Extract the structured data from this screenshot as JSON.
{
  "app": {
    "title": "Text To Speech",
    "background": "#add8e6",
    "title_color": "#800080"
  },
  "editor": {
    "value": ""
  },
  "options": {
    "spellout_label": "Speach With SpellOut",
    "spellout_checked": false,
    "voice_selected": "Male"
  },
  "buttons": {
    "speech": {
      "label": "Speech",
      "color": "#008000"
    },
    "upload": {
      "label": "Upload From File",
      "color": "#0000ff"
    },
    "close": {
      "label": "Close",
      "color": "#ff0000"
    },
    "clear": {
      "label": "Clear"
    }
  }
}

· · ·

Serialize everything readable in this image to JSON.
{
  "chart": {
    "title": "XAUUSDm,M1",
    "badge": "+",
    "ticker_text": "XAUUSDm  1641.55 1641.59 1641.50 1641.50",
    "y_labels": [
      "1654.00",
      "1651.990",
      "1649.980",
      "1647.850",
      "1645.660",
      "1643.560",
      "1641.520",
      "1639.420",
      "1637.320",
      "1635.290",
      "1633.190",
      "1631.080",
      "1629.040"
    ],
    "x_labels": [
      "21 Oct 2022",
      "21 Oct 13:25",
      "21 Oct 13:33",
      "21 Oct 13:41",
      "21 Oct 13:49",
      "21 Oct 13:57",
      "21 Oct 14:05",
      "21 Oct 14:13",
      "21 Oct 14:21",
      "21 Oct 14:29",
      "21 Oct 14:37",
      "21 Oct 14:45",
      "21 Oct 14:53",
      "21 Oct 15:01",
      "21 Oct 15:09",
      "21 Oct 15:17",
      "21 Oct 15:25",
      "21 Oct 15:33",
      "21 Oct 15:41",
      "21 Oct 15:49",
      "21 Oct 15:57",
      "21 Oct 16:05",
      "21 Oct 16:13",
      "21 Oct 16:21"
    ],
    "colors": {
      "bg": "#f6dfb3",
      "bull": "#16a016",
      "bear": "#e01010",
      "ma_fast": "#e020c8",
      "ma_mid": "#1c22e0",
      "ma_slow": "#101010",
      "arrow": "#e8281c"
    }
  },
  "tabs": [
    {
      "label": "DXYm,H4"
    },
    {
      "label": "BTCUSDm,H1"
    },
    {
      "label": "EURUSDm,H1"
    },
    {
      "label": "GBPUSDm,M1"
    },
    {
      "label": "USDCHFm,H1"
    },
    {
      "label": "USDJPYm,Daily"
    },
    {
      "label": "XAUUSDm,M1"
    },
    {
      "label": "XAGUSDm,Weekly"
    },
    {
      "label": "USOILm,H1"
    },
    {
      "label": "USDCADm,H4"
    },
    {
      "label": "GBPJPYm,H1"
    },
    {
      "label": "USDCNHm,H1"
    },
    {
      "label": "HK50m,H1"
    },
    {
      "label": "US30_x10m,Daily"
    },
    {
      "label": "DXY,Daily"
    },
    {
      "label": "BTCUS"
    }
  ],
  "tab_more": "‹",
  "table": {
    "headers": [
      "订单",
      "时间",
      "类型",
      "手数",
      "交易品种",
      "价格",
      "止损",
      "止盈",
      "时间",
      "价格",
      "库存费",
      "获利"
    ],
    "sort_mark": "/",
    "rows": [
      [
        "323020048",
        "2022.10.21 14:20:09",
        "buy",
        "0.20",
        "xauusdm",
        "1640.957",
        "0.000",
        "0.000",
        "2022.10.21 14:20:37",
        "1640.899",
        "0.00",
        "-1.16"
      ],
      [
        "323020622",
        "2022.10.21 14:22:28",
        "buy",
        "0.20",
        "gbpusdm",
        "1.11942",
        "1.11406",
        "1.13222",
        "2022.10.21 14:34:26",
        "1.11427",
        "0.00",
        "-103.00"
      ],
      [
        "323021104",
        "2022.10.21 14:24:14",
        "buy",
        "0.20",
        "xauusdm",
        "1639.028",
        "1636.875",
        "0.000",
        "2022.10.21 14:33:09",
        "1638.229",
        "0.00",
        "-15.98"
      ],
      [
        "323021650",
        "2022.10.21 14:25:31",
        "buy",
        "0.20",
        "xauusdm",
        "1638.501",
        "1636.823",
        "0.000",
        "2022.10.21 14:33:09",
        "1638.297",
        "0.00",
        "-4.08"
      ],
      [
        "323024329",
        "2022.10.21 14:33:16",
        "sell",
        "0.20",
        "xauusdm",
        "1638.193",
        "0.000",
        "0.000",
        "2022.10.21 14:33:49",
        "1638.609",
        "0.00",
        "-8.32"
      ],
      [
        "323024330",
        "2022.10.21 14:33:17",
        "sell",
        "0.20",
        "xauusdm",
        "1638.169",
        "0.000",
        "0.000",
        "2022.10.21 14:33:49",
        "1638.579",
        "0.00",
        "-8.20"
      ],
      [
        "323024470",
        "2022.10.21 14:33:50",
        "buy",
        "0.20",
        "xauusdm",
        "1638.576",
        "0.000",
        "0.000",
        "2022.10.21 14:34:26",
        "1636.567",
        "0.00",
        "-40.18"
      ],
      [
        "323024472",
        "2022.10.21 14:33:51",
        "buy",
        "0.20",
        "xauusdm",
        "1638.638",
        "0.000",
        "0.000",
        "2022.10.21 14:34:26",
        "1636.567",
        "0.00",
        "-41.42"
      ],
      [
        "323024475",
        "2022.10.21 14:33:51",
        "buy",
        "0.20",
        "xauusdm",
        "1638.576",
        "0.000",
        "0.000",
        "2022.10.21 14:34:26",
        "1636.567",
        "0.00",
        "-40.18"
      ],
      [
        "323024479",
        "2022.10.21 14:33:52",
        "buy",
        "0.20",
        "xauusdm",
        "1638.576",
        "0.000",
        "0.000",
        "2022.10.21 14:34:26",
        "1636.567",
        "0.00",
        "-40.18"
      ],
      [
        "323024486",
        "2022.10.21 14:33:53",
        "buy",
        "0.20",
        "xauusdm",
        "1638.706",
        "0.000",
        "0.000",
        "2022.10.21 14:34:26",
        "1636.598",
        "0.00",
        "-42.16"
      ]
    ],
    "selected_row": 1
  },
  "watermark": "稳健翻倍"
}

· · ·

> **Exercise brief**: Look through the entries above and list every line containing "JSON".

> **Written response**:
Extract the structured data from this screenshot as JSON.
Serialize everything readable in this image to JSON.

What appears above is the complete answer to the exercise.